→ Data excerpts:

******

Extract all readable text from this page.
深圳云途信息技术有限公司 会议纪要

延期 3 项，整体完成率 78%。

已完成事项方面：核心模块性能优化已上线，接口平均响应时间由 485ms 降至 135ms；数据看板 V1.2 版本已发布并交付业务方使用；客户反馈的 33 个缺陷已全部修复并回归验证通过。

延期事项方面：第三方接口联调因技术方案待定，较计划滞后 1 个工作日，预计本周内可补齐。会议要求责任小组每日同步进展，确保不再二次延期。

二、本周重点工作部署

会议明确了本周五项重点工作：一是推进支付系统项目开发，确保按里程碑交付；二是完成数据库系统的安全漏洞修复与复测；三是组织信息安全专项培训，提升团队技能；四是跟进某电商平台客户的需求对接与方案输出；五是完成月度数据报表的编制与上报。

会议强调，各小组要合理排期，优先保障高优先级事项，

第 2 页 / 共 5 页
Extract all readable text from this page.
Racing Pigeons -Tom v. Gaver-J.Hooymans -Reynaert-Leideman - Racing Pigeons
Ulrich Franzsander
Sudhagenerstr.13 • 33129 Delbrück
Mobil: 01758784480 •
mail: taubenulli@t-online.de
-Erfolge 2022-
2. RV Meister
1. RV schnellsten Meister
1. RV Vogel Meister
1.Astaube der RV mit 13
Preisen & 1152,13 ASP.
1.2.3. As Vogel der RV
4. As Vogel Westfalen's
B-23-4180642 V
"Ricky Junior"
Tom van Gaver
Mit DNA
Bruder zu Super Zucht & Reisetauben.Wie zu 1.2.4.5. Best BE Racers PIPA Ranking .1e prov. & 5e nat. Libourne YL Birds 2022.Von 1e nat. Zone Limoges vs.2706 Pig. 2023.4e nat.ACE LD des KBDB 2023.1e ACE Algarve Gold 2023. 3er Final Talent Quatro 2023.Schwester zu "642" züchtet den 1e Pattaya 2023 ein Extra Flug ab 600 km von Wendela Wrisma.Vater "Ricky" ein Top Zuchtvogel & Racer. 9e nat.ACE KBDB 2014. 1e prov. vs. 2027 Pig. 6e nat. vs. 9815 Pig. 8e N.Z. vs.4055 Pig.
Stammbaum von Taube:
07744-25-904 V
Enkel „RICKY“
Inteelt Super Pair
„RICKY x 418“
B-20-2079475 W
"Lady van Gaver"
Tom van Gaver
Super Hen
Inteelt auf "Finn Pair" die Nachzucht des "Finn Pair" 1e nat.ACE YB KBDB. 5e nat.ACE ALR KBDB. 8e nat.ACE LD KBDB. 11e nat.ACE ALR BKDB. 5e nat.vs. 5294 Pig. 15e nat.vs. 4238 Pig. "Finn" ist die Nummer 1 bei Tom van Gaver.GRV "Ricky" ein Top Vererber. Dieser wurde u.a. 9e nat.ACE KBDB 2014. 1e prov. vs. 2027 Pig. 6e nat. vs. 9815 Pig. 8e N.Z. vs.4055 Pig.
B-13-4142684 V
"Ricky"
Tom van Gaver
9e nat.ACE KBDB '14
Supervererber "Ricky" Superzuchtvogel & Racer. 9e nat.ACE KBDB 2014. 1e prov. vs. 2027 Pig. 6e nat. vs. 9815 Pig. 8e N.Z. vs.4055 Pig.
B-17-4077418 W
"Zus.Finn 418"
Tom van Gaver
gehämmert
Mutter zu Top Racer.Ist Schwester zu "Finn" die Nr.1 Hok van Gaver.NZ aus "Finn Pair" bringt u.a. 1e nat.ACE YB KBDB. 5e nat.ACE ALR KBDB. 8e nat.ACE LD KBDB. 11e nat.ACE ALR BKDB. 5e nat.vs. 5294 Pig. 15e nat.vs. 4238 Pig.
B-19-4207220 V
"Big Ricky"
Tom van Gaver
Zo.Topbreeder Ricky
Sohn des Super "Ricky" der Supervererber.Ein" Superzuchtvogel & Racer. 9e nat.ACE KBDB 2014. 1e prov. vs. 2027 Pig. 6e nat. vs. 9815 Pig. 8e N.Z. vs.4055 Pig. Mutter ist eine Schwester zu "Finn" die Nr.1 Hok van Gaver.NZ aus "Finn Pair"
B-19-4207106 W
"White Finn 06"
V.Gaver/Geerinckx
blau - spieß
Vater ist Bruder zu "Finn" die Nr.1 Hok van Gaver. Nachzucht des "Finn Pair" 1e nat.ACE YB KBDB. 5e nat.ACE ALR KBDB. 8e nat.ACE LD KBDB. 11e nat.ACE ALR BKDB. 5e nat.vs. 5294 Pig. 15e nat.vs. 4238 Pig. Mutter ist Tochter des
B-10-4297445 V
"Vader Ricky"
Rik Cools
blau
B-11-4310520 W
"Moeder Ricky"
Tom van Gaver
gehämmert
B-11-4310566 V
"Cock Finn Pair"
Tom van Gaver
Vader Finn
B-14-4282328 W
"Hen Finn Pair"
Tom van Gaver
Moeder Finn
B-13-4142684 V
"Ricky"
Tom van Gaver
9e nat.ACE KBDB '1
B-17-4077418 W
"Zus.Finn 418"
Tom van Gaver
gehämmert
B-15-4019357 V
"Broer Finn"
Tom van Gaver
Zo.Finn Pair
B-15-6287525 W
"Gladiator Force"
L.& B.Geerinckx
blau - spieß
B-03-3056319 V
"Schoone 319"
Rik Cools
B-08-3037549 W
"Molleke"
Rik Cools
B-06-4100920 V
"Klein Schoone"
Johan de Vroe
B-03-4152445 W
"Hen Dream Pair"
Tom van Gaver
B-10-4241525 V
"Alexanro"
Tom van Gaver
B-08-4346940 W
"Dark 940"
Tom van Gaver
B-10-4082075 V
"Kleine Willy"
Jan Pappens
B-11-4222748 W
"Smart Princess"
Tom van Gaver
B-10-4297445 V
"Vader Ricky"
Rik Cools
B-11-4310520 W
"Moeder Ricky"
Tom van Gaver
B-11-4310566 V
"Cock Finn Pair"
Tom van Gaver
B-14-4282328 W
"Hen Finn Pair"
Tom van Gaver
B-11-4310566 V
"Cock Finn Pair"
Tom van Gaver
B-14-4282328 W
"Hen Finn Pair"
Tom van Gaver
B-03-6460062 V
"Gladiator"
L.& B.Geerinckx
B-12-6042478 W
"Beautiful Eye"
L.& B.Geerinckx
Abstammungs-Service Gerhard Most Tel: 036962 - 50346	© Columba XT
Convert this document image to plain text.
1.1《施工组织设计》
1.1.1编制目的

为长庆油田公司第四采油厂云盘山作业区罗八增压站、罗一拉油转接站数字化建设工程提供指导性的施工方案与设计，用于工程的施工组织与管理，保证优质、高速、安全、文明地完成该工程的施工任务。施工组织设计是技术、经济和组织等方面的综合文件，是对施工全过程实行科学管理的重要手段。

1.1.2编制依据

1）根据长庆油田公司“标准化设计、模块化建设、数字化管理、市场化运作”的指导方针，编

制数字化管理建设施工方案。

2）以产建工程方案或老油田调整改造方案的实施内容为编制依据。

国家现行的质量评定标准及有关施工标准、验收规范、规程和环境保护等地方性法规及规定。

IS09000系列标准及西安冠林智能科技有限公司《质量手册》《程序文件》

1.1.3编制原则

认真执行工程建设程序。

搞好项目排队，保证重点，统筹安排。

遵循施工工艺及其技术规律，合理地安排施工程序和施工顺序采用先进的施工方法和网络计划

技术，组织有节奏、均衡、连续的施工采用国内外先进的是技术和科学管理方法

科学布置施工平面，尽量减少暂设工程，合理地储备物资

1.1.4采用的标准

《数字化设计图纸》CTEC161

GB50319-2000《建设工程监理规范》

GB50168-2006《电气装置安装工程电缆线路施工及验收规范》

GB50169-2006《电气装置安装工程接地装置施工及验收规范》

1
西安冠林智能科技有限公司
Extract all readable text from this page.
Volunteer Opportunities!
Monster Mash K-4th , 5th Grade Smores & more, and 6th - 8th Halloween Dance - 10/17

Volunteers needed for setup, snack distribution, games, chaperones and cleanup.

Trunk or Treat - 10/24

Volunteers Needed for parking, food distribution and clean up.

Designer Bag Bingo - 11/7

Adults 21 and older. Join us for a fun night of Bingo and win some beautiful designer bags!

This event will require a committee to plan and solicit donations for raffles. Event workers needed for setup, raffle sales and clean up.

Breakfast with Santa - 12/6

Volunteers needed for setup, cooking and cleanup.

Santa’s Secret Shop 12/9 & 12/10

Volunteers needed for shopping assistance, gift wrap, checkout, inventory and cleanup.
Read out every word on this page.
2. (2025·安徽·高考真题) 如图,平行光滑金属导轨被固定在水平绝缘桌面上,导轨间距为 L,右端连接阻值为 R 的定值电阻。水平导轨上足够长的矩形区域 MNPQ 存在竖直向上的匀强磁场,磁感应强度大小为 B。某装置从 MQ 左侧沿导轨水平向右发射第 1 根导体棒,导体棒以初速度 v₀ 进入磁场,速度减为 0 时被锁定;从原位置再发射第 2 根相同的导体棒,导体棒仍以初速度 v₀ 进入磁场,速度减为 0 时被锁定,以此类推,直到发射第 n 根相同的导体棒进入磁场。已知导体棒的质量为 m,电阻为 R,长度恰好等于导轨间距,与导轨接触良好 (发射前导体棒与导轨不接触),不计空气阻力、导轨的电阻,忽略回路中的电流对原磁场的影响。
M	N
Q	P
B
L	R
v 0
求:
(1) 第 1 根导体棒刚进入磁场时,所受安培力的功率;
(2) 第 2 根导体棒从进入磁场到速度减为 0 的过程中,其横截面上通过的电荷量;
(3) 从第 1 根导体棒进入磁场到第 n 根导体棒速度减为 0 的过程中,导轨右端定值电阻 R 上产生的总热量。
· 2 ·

******

→ Exercise directions:
Copy every line of the data that holds the string "Mutter".

→ Task result:
Mutter zu Top Racer.Ist Schwester zu "Finn" die Nr.1 Hok van Gaver.NZ aus "Finn Pair" bringt u.a. 1e nat.ACE YB KBDB. 5e nat.ACE ALR KBDB. 8e nat.ACE LD KBDB. 11e nat.ACE ALR BKDB. 5e nat.vs. 5294 Pig. 15e nat.vs. 4238 Pig.
Sohn des Super "Ricky" der Supervererber.Ein" Superzuchtvogel & Racer. 9e nat.ACE KBDB 2014. 1e prov. vs. 2027 Pig. 6e nat. vs. 9815 Pig. 8e N.Z. vs.4055 Pig. Mutter ist eine Schwester zu "Finn" die Nr.1 Hok van Gaver.NZ aus "Finn Pair"
Vater ist Bruder zu "Finn" die Nr.1 Hok van Gaver. Nachzucht des "Finn Pair" 1e nat.ACE YB KBDB. 5e nat.ACE ALR KBDB. 8e nat.ACE LD KBDB. 11e nat.ACE ALR BKDB. 5e nat.vs. 5294 Pig. 15e nat.vs. 4238 Pig. Mutter ist Tochter des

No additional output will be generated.